[TEXT TO READ]
════

SHIRA A. SCHEINDLIN, District Judge.

I. INTRODUCTION

Stolt Tankers BV (“Stolt”) petitions to compel Allianz Seguros S.A. (“Allianz”) and Ace Seguradora S.A. (“Ace”) (collectively, “Respondents”) to proceed with arbitration and to enjoin Respondents from proceeding with a lawsuit in the courts of Brazil. For the reasons discussed below, the petition to compel arbitration and enjoin Respondents from proceeding with their suit is granted.

 

II. BACKGROUND

On January 19, 2009, Stolt, as “Owner” of the M/V STOLT EXCELLENCE, and Tricon Shipping Inc. (“Tricon”), as “Charterer,” entered into a voyage “Charter Party” on an amended “ASBATANKVOY Charter Party form” (“Asbatankvoy Form”). Specifically, through the Charter’s “Fixture Recap,”  Stolt and Tricon agreed to the following provisions: (a) application of “U.S. Law;” (b) “Arbitration in New York;” (c) use of the “C/P [charter party] Asbatankvoy” form as the basis for their contractual arrangements; and (d) the inclusion of the “Tricon Shipping Inc. Shipping Clauses” as part and parcel of the Charter.

════

[INFORMATION PROVIDED]
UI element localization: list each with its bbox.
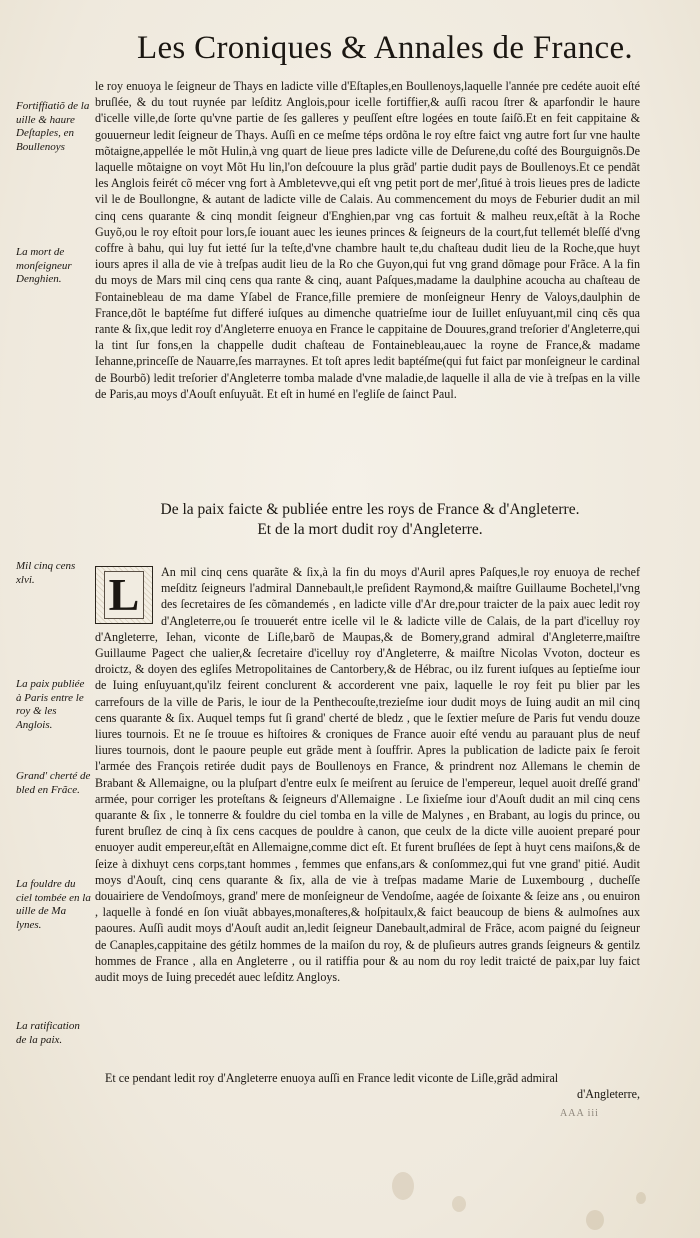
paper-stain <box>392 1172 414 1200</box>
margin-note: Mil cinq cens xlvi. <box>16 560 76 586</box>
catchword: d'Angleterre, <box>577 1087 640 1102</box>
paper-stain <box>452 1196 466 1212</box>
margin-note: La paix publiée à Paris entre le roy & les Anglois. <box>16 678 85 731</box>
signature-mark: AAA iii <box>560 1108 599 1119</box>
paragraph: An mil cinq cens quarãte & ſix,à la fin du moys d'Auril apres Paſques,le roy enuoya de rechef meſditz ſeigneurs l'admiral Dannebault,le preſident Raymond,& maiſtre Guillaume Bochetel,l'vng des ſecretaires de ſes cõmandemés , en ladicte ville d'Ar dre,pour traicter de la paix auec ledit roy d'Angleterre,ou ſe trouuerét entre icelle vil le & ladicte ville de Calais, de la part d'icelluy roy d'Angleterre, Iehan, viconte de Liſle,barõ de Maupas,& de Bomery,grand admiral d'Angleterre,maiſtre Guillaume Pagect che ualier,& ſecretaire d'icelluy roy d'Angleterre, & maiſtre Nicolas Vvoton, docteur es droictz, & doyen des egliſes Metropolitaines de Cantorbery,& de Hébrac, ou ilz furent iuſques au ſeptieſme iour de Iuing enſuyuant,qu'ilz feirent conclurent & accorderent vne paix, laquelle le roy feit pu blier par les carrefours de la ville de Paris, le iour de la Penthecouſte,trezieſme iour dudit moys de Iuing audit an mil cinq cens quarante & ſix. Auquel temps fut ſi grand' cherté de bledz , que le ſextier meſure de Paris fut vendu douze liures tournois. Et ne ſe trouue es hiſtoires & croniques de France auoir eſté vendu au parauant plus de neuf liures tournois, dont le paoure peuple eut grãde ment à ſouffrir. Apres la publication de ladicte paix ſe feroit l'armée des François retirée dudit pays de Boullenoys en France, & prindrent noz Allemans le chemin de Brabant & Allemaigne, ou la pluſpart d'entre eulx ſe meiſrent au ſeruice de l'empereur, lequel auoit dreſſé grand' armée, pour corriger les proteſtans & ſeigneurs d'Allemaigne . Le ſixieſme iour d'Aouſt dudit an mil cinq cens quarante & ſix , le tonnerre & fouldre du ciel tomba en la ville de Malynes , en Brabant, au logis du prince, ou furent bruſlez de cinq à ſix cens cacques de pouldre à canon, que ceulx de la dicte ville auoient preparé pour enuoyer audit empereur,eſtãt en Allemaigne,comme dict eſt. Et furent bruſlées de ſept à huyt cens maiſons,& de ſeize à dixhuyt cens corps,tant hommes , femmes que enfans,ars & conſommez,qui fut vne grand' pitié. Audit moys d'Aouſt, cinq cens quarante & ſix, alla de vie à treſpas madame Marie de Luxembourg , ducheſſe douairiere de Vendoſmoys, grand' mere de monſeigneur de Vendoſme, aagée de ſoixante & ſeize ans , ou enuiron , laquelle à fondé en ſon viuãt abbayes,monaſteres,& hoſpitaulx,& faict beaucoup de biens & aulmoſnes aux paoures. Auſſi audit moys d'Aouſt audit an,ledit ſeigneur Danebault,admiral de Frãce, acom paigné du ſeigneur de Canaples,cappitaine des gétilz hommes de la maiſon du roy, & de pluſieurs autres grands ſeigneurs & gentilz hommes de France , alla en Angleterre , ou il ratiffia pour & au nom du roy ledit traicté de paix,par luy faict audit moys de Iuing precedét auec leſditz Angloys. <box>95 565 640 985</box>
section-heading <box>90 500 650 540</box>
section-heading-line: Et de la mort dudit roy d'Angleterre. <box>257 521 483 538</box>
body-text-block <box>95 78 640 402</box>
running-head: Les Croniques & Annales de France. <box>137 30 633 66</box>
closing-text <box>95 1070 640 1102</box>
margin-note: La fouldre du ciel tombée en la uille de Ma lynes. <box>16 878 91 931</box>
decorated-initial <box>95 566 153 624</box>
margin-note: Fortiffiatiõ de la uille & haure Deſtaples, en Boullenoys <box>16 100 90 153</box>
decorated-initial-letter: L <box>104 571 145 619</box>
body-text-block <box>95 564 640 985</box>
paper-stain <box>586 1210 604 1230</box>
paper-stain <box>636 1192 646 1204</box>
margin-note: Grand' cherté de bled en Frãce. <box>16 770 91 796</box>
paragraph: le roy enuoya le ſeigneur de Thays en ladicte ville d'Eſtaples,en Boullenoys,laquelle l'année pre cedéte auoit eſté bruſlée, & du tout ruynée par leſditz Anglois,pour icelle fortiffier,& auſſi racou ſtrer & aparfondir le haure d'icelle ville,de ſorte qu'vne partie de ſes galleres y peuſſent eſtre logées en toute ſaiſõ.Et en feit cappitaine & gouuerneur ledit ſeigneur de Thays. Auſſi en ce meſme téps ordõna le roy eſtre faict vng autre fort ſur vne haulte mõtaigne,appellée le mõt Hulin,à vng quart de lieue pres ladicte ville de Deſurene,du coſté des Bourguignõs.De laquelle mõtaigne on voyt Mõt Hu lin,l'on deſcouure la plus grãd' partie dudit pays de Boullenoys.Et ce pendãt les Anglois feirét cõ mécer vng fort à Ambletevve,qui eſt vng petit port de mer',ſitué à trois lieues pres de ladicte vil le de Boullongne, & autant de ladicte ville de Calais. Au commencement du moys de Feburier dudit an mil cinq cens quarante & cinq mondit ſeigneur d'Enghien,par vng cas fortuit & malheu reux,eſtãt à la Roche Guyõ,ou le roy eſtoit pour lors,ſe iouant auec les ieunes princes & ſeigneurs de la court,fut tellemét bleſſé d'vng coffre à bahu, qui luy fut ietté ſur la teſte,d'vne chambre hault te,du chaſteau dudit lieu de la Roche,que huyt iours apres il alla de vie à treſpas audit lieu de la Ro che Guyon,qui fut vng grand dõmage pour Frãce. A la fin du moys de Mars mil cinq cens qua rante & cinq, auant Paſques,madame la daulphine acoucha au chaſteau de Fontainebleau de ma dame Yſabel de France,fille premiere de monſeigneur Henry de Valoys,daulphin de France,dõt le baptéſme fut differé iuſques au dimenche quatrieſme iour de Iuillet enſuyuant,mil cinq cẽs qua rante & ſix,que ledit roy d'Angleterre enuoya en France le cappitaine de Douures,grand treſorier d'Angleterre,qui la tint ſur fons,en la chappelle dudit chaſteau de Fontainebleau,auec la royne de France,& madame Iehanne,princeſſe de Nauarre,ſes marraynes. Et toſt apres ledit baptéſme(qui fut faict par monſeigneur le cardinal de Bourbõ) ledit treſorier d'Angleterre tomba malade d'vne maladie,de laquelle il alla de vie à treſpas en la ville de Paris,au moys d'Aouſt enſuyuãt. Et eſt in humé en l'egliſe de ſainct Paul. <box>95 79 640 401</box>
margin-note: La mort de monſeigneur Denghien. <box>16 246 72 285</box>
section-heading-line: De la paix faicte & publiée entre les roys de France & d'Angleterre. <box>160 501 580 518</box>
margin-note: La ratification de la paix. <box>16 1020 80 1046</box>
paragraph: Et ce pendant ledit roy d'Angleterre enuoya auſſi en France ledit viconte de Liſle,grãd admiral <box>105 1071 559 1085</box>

════

[PROBLEM DETAILS]
Summarize the court opinion excerpt in two sentences.

[FINISHED TASK]
Stolt Tankers BV petitions to compel Allianz Seguros S.A. and Ace Seguradora S.A. to proceed with arbitration and to enjoin them from pursuing a lawsuit in Brazil, and the petition is granted. On January 19, 2009, Stolt, as owner of the M/V STOLT EXCELLENCE, and Tricon Shipping Inc., as charterer, entered into a voyage charter party on an amended Asbatankvoy form, agreeing through the Fixture Recap to U.S. law, arbitration in New York, use of that form, and inclusion of the Tricon Shipping Inc. Shipping Clauses.